=== EXERCISE TEXT ===
On Jan 6, 2009, at 7:24 AM, Phil Henshaw wrote:

Saul,

On first glance it appears that Noether's theorem is quite similar to mine,
but just does not take it to the next level.

I'm sure you don't mean to put yourself in the same class as Emmy Noether, right? She's of the same historic stature as most of the early 1900's best scientists, and her symmetry discoveries surely should have won her a Nobel.
  http://en.wikipedia.org/wiki/Emmy_Noether

Its hard to imagine a "next level" for her work in this context! Start here:
  http://en.wikipedia.org/wiki/Noether%27s_theorem
and let us know where to extrapolate to get to your theorem.

My similar theorem starts
from extrapolating the three conservation laws for energy flow as a
hierarchy applying to all derivative levels, apparently like Noether seems to do. Taking that another step finds that the whole hierarchy of separate
laws becomes one unified law of continuity in energy flows.    The
particular usefulness of that is to then work backwards from the n'th
derivative to observe that the form of equation for the beginning or ending of any energy flow is a developmental sequence which has all derivatives real and of the same sign for a finite period as a necessity for avoiding
infinite accelerations and energy densities.

=== INFORMATION PROVIDED ===
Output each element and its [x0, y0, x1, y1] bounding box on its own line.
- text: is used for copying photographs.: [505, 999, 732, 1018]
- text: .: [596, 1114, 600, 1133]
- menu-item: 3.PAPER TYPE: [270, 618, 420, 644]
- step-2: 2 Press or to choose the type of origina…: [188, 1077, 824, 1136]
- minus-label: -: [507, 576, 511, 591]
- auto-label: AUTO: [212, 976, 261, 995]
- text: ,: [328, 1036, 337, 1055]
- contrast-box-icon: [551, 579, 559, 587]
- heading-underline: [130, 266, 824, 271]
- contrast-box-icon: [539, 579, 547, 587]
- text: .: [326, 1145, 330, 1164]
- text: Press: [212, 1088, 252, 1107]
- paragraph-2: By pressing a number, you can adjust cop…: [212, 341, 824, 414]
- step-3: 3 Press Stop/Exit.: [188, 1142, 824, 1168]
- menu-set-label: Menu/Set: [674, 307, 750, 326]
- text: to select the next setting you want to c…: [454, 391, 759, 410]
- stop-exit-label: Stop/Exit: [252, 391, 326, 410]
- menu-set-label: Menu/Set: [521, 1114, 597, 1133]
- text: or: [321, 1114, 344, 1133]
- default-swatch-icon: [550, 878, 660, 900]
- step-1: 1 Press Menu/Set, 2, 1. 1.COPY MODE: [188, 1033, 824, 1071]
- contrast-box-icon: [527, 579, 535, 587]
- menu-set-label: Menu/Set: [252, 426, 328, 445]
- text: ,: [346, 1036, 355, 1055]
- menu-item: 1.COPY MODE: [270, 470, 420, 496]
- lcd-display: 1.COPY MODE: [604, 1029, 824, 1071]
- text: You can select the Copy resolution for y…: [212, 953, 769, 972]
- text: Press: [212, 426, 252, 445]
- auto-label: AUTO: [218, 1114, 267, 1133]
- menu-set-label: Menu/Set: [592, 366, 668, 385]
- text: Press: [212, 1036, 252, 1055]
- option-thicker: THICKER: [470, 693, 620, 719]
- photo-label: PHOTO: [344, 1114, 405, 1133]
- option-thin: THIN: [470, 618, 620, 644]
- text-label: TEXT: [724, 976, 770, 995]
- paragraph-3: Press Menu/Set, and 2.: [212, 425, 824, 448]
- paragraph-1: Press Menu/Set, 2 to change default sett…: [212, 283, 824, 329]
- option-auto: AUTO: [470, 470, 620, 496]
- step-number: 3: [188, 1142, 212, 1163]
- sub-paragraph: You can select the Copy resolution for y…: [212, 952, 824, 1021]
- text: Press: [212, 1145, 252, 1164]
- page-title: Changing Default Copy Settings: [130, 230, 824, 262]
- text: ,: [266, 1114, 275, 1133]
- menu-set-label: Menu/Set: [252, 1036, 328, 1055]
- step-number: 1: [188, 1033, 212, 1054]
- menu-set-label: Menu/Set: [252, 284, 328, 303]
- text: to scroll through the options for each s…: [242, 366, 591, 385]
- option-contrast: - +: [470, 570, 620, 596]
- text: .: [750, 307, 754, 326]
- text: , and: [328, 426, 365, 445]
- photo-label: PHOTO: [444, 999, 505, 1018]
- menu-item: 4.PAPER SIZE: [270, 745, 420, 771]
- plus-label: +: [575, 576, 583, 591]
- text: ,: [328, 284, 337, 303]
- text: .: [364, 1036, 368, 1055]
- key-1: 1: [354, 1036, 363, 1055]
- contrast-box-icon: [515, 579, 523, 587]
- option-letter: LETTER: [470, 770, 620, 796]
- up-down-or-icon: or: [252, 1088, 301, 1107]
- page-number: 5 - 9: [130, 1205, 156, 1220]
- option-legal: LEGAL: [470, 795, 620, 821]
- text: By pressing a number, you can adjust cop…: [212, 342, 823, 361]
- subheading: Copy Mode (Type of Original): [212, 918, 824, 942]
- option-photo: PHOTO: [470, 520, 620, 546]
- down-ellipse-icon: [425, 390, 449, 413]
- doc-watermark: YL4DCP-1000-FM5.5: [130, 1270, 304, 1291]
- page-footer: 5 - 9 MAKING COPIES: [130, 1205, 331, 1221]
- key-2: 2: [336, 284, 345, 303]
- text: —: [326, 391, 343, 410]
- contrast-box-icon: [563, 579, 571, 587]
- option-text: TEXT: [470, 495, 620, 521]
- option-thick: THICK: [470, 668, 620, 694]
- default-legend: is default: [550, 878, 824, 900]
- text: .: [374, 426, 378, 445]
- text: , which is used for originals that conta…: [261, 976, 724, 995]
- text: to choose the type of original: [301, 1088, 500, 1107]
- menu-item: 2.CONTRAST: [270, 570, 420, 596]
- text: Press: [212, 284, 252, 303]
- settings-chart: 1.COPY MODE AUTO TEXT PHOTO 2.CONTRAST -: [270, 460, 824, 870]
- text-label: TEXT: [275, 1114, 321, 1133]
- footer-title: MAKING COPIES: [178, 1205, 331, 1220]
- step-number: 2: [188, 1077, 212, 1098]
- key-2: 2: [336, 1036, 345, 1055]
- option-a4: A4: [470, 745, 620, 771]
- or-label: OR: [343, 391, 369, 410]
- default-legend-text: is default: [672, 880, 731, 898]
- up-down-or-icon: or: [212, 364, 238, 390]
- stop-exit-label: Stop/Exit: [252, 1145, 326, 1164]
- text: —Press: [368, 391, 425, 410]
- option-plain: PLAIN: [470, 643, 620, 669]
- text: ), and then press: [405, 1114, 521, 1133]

=== ABOUT THIS EXERCISE ===
Continue the email exchange about Noether's theorem, starting after its last sentence.

=== EXERCISE OUTPUT ===
Can you formalize this in the same way Emmy did? That certainly would put your work on the map big time!

Sorry if I appear reactionary, but my Quantum Electrodynamics teacher spent many a patient hour letting us get a peak of just how ground- breaking her work was and how it was used by generations of physicists as a means of tackling problems that were otherwise intractable.

I'm not sure of the details of Murray Gell-Mann's work leading to the Nobel, but I suspect Emmy was needed to pave the way.